### Aim of the task
Please repeat all of the listing exactly.

Collected data
━━━━━━━━━━━━━━━━

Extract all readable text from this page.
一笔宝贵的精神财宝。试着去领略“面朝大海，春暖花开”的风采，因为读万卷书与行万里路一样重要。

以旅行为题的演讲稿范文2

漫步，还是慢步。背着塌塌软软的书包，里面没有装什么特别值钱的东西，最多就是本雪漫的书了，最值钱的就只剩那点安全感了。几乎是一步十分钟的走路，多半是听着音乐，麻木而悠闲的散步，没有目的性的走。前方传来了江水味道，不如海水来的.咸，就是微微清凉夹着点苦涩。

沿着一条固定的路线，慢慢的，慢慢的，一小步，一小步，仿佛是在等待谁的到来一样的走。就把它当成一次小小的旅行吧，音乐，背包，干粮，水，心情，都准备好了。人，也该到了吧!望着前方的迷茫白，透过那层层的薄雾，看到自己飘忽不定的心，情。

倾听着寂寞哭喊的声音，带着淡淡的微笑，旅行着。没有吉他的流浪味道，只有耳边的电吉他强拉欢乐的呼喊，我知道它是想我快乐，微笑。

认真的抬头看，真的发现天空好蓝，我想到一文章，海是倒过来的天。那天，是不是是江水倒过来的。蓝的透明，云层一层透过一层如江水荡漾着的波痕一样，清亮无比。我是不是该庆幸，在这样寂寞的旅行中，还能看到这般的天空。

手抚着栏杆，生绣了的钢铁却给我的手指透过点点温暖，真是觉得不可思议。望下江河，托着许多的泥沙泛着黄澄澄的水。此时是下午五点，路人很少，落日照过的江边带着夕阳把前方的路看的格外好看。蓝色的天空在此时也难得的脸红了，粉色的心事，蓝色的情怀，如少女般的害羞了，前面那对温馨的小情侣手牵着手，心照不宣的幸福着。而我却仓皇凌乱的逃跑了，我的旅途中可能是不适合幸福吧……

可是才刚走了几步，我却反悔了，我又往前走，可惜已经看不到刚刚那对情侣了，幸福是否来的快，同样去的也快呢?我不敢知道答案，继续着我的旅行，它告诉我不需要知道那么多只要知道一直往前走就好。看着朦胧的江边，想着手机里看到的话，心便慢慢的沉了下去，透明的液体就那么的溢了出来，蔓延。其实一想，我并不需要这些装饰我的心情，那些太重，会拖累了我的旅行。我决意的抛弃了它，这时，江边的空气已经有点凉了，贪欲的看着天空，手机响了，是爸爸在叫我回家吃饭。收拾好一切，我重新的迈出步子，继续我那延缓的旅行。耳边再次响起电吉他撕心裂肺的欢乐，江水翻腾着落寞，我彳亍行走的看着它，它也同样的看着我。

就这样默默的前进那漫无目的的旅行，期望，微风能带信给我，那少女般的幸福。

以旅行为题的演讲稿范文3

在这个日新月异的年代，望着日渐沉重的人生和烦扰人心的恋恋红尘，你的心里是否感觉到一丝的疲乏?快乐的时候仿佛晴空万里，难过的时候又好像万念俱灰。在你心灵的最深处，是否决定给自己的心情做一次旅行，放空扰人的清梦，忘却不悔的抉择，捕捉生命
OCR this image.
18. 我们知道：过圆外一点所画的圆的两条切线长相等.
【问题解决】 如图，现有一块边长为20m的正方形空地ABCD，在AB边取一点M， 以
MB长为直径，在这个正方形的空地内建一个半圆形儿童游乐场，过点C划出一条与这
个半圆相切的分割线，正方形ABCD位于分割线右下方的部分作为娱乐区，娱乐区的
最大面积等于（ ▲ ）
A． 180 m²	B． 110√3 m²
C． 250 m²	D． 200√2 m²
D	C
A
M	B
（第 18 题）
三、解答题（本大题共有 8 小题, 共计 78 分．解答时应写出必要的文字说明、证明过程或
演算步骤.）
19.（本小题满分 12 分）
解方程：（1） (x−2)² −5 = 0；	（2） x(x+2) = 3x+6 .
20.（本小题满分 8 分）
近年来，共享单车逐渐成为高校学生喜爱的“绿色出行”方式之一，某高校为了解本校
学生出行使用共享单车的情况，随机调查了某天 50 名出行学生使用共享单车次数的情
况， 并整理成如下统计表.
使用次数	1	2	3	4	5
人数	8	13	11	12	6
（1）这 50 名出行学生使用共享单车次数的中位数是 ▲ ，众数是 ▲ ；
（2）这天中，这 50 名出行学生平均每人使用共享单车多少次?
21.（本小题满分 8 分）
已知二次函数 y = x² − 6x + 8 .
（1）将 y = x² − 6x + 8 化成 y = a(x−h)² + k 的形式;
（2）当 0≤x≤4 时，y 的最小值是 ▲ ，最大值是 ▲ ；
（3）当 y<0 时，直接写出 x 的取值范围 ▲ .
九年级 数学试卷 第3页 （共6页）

━━━━━━━━━━━━━━━━

### Response
Extract all readable text from this page.
一笔宝贵的精神财宝。试着去领略“面朝大海，春暖花开”的风采，因为读万卷书与行万里路一样重要。

以旅行为题的演讲稿范文2

漫步，还是慢步。背着塌塌软软的书包，里面没有装什么特别值钱的东西，最多就是本雪漫的书了，最值钱的就只剩那点安全感了。几乎是一步十分钟的走路，多半是听着音乐，麻木而悠闲的散步，没有目的性的走。前方传来了江水味道，不如海水来的.咸，就是微微清凉夹着点苦涩。

沿着一条固定的路线，慢慢的，慢慢的，一小步，一小步，仿佛是在等待谁的到来一样的走。就把它当成一次小小的旅行吧，音乐，背包，干粮，水，心情，都准备好了。人，也该到了吧!望着前方的迷茫白，透过那层层的薄雾，看到自己飘忽不定的心，情。

倾听着寂寞哭喊的声音，带着淡淡的微笑，旅行着。没有吉他的流浪味道，只有耳边的电吉他强拉欢乐的呼喊，我知道它是想我快乐，微笑。

认真的抬头看，真的发现天空好蓝，我想到一文章，海是倒过来的天。那天，是不是是江水倒过来的。蓝的透明，云层一层透过一层如江水荡漾着的波痕一样，清亮无比。我是不是该庆幸，在这样寂寞的旅行中，还能看到这般的天空。

手抚着栏杆，生绣了的钢铁却给我的手指透过点点温暖，真是觉得不可思议。望下江河，托着许多的泥沙泛着黄澄澄的水。此时是下午五点，路人很少，落日照过的江边带着夕阳把前方的路看的格外好看。蓝色的天空在此时也难得的脸红了，粉色的心事，蓝色的情怀，如少女般的害羞了，前面那对温馨的小情侣手牵着手，心照不宣的幸福着。而我却仓皇凌乱的逃跑了，我的旅途中可能是不适合幸福吧……

可是才刚走了几步，我却反悔了，我又往前走，可惜已经看不到刚刚那对情侣了，幸福是否来的快，同样去的也快呢?我不敢知道答案，继续着我的旅行，它告诉我不需要知道那么多只要知道一直往前走就好。看着朦胧的江边，想着手机里看到的话，心便慢慢的沉了下去，透明的液体就那么的溢了出来，蔓延。其实一想，我并不需要这些装饰我的心情，那些太重，会拖累了我的旅行。我决意的抛弃了它，这时，江边的空气已经有点凉了，贪欲的看着天空，手机响了，是爸爸在叫我回家吃饭。收拾好一切，我重新的迈出步子，继续我那延缓的旅行。耳边再次响起电吉他撕心裂肺的欢乐，江水翻腾着落寞，我彳亍行走的看着它，它也同样的看着我。

就这样默默的前进那漫无目的的旅行，期望，微风能带信给我，那少女般的幸福。

以旅行为题的演讲稿范文3

在这个日新月异的年代，望着日渐沉重的人生和烦扰人心的恋恋红尘，你的心里是否感觉到一丝的疲乏?快乐的时候仿佛晴空万里，难过的时候又好像万念俱灰。在你心灵的最深处，是否决定给自己的心情做一次旅行，放空扰人的清梦，忘却不悔的抉择，捕捉生命
OCR this image.
18. 我们知道：过圆外一点所画的圆的两条切线长相等.
【问题解决】 如图，现有一块边长为20m的正方形空地ABCD，在AB边取一点M， 以
MB长为直径，在这个正方形的空地内建一个半圆形儿童游乐场，过点C划出一条与这
个半圆相切的分割线，正方形ABCD位于分割线右下方的部分作为娱乐区，娱乐区的
最大面积等于（ ▲ ）
A． 180 m²	B． 110√3 m²
C． 250 m²	D． 200√2 m²
D	C
A
M	B
（第 18 题）
三、解答题（本大题共有 8 小题, 共计 78 分．解答时应写出必要的文字说明、证明过程或
演算步骤.）
19.（本小题满分 12 分）
解方程：（1） (x−2)² −5 = 0；	（2） x(x+2) = 3x+6 .
20.（本小题满分 8 分）
近年来，共享单车逐渐成为高校学生喜爱的“绿色出行”方式之一，某高校为了解本校
学生出行使用共享单车的情况，随机调查了某天 50 名出行学生使用共享单车次数的情
况， 并整理成如下统计表.
使用次数	1	2	3	4	5
人数	8	13	11	12	6
（1）这 50 名出行学生使用共享单车次数的中位数是 ▲ ，众数是 ▲ ；
（2）这天中，这 50 名出行学生平均每人使用共享单车多少次?
21.（本小题满分 8 分）
已知二次函数 y = x² − 6x + 8 .
（1）将 y = x² − 6x + 8 化成 y = a(x−h)² + k 的形式;
（2）当 0≤x≤4 时，y 的最小值是 ▲ ，最大值是 ▲ ；
（3）当 y<0 时，直接写出 x 的取值范围 ▲ .
九年级 数学试卷 第3页 （共6页）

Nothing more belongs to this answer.